> **Data supplied**:

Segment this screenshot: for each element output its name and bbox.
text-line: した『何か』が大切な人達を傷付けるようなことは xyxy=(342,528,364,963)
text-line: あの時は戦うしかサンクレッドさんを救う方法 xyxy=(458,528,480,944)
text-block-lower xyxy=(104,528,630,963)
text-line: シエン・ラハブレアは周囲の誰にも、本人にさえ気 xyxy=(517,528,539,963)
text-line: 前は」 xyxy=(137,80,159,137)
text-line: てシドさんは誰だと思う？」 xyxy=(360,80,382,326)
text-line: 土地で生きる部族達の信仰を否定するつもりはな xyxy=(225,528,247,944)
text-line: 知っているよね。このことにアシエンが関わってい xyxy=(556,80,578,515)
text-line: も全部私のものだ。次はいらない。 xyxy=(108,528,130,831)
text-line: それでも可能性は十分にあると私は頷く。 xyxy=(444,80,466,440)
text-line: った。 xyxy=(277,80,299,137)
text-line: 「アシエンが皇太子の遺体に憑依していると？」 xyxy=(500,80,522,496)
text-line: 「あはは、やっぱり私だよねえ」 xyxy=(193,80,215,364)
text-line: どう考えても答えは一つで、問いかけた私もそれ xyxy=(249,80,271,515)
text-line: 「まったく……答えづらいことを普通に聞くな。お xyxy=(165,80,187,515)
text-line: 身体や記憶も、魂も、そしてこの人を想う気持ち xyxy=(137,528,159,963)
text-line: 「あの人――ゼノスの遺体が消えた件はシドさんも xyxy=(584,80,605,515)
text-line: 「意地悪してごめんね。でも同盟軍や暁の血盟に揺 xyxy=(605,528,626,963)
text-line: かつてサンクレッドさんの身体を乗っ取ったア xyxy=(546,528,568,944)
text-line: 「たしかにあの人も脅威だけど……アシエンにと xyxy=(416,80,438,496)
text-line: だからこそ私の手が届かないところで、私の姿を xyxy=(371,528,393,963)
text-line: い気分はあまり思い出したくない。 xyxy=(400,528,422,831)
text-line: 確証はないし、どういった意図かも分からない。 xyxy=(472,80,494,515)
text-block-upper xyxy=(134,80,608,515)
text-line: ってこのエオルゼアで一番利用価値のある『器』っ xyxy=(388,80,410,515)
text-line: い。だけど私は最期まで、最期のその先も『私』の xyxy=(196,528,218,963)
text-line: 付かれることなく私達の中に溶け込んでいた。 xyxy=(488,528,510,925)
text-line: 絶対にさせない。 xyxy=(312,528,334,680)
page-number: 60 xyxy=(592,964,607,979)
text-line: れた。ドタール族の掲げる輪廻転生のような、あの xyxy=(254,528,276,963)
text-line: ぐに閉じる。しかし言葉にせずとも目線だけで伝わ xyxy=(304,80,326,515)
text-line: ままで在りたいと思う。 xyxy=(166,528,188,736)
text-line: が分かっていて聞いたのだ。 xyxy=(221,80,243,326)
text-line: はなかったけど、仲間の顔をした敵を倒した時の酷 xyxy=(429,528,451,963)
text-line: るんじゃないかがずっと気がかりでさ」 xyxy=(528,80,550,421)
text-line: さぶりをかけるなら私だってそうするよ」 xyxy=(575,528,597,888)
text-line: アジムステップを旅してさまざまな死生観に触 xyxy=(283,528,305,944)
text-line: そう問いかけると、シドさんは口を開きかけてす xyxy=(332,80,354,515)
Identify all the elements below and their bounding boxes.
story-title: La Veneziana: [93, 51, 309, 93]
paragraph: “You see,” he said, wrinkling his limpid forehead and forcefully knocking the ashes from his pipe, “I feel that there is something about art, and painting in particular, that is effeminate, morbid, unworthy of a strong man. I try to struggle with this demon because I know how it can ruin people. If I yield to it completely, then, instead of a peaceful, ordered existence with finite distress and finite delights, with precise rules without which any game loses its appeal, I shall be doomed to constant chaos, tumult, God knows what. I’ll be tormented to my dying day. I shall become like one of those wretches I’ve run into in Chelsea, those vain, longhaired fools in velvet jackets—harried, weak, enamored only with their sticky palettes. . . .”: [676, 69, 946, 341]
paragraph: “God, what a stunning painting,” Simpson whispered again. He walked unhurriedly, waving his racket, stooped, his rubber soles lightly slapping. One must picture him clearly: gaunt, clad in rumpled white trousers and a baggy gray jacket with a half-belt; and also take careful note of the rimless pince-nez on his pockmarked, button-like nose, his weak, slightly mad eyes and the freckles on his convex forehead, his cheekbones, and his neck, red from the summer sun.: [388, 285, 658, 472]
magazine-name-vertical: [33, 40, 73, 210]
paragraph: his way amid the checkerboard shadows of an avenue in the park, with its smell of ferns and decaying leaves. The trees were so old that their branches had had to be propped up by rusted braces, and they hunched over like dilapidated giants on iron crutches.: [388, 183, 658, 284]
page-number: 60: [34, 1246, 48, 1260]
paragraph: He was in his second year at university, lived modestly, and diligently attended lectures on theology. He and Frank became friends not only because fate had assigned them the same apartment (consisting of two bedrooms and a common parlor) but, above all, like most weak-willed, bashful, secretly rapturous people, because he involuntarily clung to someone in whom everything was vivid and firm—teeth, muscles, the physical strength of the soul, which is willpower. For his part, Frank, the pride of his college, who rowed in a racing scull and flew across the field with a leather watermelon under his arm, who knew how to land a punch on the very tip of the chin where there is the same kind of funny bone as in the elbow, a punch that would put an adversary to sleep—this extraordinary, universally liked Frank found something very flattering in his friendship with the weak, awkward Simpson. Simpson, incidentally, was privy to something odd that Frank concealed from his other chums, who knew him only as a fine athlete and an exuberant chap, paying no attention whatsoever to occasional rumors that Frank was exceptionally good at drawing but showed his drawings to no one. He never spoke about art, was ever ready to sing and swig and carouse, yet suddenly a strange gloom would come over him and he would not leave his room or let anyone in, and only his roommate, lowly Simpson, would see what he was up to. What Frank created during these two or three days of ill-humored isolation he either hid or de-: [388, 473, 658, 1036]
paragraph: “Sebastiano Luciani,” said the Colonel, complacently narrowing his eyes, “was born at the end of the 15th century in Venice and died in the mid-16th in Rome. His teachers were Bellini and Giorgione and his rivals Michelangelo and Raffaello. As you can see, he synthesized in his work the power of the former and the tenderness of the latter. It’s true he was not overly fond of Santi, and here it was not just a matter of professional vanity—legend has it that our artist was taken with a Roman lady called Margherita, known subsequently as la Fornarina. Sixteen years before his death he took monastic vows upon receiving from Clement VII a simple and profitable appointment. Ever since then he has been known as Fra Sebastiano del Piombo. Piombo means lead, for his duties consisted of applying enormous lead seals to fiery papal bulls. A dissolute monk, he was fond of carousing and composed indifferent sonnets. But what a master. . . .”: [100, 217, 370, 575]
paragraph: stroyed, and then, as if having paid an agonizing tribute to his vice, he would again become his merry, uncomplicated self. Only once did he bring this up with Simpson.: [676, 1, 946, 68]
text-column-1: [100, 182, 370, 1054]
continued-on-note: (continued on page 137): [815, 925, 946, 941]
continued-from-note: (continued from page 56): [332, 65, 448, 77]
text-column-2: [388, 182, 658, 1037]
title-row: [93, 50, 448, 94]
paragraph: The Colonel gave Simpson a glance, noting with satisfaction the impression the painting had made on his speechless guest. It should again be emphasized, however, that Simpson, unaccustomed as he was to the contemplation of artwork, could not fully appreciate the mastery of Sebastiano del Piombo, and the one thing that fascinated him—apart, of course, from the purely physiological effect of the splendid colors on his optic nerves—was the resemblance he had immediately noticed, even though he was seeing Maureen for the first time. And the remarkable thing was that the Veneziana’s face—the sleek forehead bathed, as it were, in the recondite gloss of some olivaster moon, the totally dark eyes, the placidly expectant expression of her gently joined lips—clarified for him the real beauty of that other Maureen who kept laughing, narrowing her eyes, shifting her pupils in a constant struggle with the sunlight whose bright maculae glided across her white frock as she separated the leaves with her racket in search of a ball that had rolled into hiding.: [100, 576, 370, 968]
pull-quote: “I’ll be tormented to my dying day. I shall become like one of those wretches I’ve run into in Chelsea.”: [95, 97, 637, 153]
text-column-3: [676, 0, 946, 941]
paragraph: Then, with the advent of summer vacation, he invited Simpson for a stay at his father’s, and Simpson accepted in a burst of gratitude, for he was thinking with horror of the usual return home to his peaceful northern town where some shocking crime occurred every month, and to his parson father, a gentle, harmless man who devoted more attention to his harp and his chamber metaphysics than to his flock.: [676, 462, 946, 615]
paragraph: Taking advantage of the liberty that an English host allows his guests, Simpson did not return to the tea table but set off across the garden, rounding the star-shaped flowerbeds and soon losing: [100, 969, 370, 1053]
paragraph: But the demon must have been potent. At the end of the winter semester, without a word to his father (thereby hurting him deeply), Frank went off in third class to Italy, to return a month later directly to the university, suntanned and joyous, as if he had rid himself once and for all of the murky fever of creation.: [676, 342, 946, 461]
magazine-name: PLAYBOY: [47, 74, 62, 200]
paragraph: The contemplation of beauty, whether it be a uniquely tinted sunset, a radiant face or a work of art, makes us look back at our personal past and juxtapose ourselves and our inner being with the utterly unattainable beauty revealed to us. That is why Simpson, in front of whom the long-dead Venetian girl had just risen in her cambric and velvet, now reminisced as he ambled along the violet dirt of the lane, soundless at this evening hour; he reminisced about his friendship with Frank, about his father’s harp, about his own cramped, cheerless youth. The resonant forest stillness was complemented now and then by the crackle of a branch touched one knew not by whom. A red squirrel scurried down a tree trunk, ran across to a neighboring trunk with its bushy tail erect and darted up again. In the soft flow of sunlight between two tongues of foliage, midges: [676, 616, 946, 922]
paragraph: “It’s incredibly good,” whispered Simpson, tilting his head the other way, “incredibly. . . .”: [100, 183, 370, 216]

...

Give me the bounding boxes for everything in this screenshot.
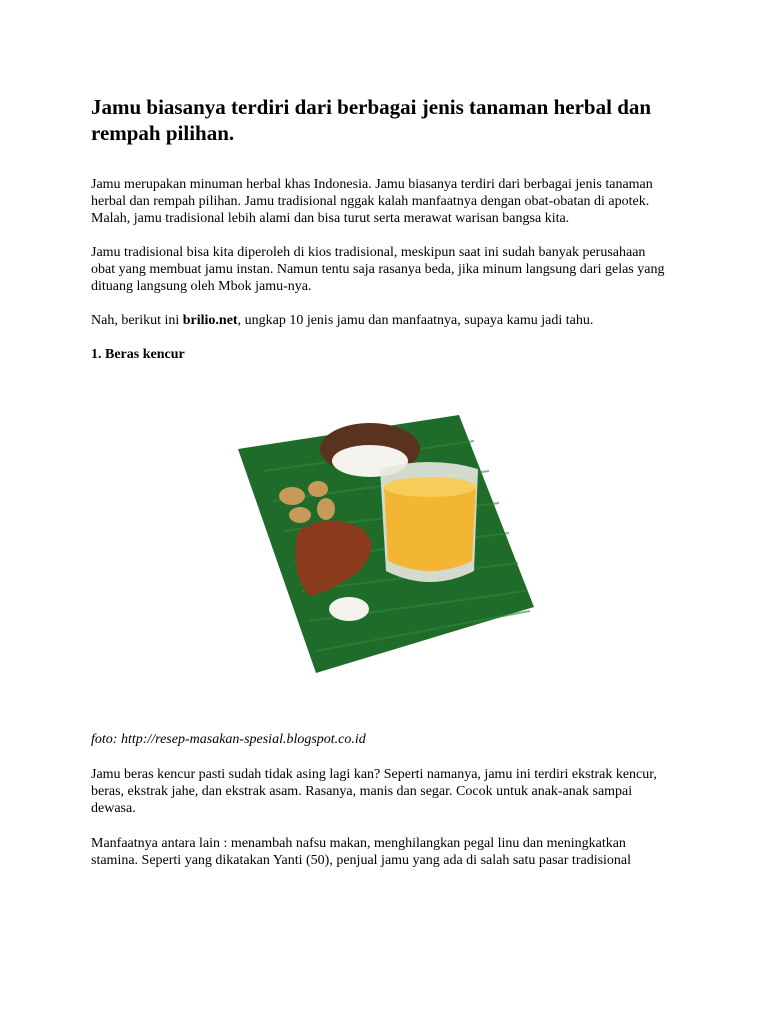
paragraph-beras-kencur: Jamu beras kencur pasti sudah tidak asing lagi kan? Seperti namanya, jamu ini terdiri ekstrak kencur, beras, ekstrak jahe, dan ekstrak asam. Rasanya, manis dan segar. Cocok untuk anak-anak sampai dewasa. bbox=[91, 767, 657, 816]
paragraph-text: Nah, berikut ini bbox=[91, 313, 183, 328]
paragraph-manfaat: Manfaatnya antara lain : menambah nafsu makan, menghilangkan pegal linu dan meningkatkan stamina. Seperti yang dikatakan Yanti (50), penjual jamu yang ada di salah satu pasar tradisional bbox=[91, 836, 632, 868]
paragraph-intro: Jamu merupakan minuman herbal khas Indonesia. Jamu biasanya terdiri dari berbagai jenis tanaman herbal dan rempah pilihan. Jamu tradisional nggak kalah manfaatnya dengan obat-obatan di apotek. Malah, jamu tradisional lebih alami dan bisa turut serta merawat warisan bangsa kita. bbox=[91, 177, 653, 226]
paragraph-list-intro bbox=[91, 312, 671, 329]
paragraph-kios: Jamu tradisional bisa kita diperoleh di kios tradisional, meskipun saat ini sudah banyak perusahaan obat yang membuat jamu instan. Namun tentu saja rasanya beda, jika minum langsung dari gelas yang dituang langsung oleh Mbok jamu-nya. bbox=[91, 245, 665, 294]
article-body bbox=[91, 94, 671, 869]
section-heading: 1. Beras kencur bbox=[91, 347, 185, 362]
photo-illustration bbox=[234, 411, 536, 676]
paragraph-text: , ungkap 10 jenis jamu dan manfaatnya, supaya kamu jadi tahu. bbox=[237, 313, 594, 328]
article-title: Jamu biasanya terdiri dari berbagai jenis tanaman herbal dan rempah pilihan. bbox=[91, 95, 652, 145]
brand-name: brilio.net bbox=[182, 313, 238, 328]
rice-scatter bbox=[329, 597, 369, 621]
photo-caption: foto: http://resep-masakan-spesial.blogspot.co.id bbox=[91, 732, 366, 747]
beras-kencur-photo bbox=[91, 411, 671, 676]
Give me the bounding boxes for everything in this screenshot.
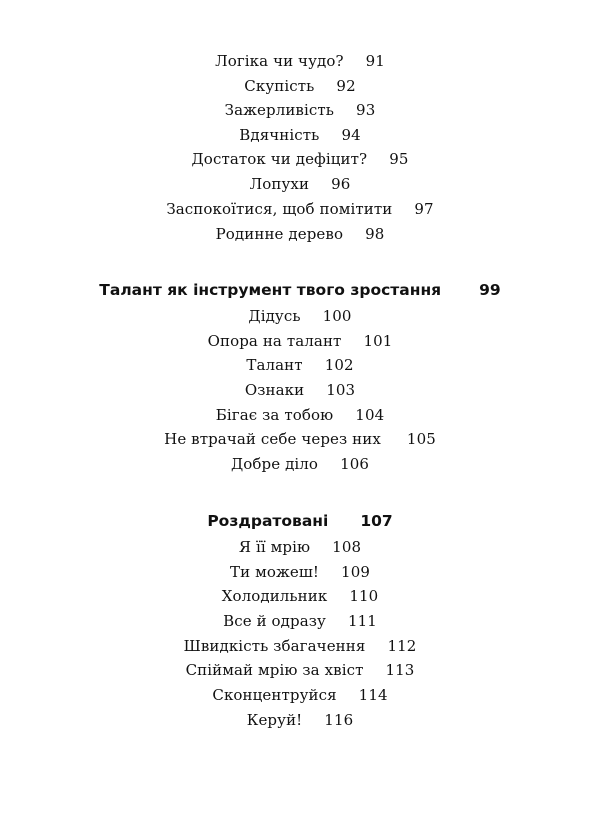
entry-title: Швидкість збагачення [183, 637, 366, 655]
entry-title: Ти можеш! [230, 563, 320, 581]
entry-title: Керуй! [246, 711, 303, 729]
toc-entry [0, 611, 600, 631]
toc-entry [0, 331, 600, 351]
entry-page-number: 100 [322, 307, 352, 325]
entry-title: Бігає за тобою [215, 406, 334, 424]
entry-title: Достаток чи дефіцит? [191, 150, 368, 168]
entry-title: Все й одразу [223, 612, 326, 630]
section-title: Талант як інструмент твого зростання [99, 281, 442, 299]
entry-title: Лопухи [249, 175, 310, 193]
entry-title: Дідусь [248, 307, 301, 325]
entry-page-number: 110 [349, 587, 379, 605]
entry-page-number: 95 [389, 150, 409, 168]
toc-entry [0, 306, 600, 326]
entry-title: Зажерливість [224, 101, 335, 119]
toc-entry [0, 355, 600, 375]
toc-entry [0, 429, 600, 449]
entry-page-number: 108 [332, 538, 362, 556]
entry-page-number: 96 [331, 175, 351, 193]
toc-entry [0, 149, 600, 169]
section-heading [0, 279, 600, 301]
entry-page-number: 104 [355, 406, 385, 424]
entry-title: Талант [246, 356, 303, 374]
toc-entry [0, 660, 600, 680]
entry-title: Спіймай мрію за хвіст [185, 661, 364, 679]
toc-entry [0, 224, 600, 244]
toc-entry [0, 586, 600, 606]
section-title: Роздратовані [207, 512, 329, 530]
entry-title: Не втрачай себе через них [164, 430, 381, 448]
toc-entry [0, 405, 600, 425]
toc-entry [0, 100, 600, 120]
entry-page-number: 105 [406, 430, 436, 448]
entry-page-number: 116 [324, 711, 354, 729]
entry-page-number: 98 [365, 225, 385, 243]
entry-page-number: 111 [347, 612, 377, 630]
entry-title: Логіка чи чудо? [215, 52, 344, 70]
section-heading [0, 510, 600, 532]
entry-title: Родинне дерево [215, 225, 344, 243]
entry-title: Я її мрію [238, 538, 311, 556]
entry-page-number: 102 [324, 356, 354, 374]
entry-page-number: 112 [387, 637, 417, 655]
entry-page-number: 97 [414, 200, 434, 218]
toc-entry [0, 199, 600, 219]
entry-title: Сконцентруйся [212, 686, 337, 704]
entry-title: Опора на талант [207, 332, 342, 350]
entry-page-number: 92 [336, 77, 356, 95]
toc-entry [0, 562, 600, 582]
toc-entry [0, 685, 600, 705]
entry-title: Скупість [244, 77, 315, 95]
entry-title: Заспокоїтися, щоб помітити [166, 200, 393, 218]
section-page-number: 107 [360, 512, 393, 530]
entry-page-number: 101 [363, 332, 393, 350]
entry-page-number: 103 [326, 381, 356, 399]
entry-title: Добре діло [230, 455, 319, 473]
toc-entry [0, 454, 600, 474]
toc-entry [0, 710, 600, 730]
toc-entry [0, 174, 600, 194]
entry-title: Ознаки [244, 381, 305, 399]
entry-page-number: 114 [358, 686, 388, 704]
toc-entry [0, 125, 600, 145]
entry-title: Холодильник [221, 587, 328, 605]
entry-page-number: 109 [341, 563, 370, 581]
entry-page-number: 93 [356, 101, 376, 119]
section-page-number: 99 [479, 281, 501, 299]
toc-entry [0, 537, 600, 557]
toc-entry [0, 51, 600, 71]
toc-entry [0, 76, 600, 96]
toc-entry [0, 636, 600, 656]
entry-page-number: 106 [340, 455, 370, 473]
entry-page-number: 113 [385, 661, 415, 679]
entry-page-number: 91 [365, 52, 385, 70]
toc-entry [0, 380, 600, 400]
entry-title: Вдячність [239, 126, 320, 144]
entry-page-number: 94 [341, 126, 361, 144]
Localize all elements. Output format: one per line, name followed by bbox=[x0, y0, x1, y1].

...

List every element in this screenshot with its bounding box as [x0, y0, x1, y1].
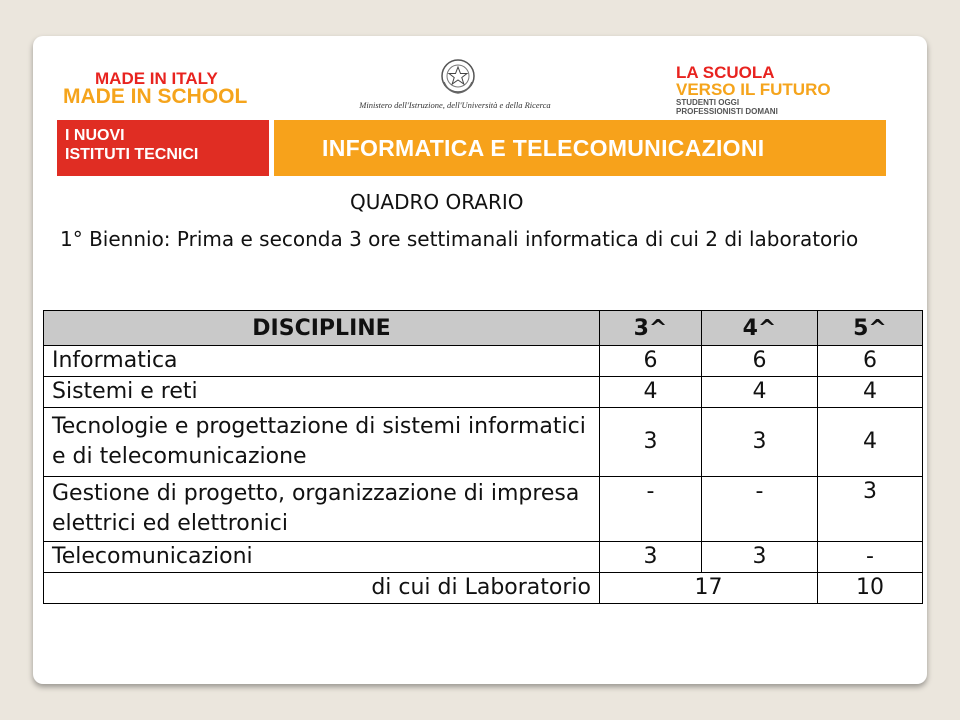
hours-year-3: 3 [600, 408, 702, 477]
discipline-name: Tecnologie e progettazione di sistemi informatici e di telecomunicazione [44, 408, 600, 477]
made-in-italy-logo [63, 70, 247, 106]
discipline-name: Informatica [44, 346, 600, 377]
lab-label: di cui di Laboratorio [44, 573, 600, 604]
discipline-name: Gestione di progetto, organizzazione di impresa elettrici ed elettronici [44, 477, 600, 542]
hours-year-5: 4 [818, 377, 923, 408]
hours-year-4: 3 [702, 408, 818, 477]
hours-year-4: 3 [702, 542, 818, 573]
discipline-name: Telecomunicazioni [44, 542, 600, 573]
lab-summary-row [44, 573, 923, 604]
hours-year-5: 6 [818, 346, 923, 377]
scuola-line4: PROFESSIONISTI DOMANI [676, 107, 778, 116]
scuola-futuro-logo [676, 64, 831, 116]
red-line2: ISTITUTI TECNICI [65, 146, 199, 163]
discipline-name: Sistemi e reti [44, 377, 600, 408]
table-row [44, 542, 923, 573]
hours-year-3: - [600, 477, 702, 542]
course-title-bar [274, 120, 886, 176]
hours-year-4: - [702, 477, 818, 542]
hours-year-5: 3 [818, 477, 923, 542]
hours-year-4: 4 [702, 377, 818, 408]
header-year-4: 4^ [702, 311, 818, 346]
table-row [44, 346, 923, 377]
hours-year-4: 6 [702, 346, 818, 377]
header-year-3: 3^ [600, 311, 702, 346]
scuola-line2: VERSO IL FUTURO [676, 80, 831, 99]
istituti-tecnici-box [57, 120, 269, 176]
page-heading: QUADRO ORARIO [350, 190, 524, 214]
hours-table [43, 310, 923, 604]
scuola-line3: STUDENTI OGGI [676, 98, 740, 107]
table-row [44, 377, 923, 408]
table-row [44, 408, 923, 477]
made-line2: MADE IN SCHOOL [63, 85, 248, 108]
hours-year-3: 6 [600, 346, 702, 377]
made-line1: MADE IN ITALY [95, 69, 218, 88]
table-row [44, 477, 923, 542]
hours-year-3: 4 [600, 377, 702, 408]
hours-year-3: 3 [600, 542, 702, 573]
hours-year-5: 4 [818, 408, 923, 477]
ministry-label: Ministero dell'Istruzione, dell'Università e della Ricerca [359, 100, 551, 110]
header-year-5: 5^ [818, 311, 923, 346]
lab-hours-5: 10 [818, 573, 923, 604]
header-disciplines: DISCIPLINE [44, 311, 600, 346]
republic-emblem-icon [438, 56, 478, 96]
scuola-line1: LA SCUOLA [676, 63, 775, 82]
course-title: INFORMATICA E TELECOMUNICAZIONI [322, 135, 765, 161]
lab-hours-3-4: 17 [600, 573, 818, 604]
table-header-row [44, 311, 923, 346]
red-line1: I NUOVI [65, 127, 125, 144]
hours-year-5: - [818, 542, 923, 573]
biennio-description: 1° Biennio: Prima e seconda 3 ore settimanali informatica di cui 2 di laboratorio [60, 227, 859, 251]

> **What you should do**: Which of the lines above contain the word "article"? Pick out and copy each of them in full, matching case exactly.

> **Exercise answer**:
article-body bbox=[91, 94, 671, 869]
article-title: Jamu biasanya terdiri dari berbagai jenis tanaman herbal dan rempah pilihan. bbox=[91, 95, 652, 145]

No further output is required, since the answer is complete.